[Written task]:
Return the listing below word for word.

═══

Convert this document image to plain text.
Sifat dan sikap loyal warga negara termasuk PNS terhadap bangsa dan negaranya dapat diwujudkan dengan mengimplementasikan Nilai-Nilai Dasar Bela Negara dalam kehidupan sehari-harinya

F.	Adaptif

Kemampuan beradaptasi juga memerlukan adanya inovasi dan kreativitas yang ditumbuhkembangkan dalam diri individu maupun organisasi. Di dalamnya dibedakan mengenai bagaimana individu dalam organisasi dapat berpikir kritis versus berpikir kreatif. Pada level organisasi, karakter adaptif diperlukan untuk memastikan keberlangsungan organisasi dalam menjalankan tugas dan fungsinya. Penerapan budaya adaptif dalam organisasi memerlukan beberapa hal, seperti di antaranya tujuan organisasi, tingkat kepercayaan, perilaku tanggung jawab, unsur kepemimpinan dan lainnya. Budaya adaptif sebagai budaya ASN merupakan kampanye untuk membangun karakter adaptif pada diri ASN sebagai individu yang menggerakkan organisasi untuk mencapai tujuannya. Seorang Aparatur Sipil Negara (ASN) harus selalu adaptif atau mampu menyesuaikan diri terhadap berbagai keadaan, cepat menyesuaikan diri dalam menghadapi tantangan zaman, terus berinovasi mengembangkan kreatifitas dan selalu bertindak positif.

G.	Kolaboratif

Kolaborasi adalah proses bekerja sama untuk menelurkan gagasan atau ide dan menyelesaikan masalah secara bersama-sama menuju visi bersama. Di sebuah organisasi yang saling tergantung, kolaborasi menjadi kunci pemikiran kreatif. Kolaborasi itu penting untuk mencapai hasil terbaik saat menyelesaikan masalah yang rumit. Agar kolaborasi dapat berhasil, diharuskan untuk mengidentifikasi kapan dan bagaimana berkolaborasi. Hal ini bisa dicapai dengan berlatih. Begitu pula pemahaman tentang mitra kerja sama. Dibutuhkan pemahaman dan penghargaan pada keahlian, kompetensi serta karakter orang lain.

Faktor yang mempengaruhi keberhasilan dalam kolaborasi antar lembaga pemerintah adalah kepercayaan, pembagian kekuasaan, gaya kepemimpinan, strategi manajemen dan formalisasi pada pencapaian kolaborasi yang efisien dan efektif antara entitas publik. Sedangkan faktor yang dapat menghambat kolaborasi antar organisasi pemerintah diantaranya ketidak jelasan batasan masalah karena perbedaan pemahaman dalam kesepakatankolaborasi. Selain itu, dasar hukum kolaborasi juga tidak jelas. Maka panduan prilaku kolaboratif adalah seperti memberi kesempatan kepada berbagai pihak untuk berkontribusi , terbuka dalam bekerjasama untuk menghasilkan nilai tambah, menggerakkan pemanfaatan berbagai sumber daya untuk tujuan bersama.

═══

[Solution to the problem]:
Convert this document image to plain text.
Sifat dan sikap loyal warga negara termasuk PNS terhadap bangsa dan negaranya dapat diwujudkan dengan mengimplementasikan Nilai-Nilai Dasar Bela Negara dalam kehidupan sehari-harinya

F.	Adaptif

Kemampuan beradaptasi juga memerlukan adanya inovasi dan kreativitas yang ditumbuhkembangkan dalam diri individu maupun organisasi. Di dalamnya dibedakan mengenai bagaimana individu dalam organisasi dapat berpikir kritis versus berpikir kreatif. Pada level organisasi, karakter adaptif diperlukan untuk memastikan keberlangsungan organisasi dalam menjalankan tugas dan fungsinya. Penerapan budaya adaptif dalam organisasi memerlukan beberapa hal, seperti di antaranya tujuan organisasi, tingkat kepercayaan, perilaku tanggung jawab, unsur kepemimpinan dan lainnya. Budaya adaptif sebagai budaya ASN merupakan kampanye untuk membangun karakter adaptif pada diri ASN sebagai individu yang menggerakkan organisasi untuk mencapai tujuannya. Seorang Aparatur Sipil Negara (ASN) harus selalu adaptif atau mampu menyesuaikan diri terhadap berbagai keadaan, cepat menyesuaikan diri dalam menghadapi tantangan zaman, terus berinovasi mengembangkan kreatifitas dan selalu bertindak positif.

G.	Kolaboratif

Kolaborasi adalah proses bekerja sama untuk menelurkan gagasan atau ide dan menyelesaikan masalah secara bersama-sama menuju visi bersama. Di sebuah organisasi yang saling tergantung, kolaborasi menjadi kunci pemikiran kreatif. Kolaborasi itu penting untuk mencapai hasil terbaik saat menyelesaikan masalah yang rumit. Agar kolaborasi dapat berhasil, diharuskan untuk mengidentifikasi kapan dan bagaimana berkolaborasi. Hal ini bisa dicapai dengan berlatih. Begitu pula pemahaman tentang mitra kerja sama. Dibutuhkan pemahaman dan penghargaan pada keahlian, kompetensi serta karakter orang lain.

Faktor yang mempengaruhi keberhasilan dalam kolaborasi antar lembaga pemerintah adalah kepercayaan, pembagian kekuasaan, gaya kepemimpinan, strategi manajemen dan formalisasi pada pencapaian kolaborasi yang efisien dan efektif antara entitas publik. Sedangkan faktor yang dapat menghambat kolaborasi antar organisasi pemerintah diantaranya ketidak jelasan batasan masalah karena perbedaan pemahaman dalam kesepakatankolaborasi. Selain itu, dasar hukum kolaborasi juga tidak jelas. Maka panduan prilaku kolaboratif adalah seperti memberi kesempatan kepada berbagai pihak untuk berkontribusi , terbuka dalam bekerjasama untuk menghasilkan nilai tambah, menggerakkan pemanfaatan berbagai sumber daya untuk tujuan bersama.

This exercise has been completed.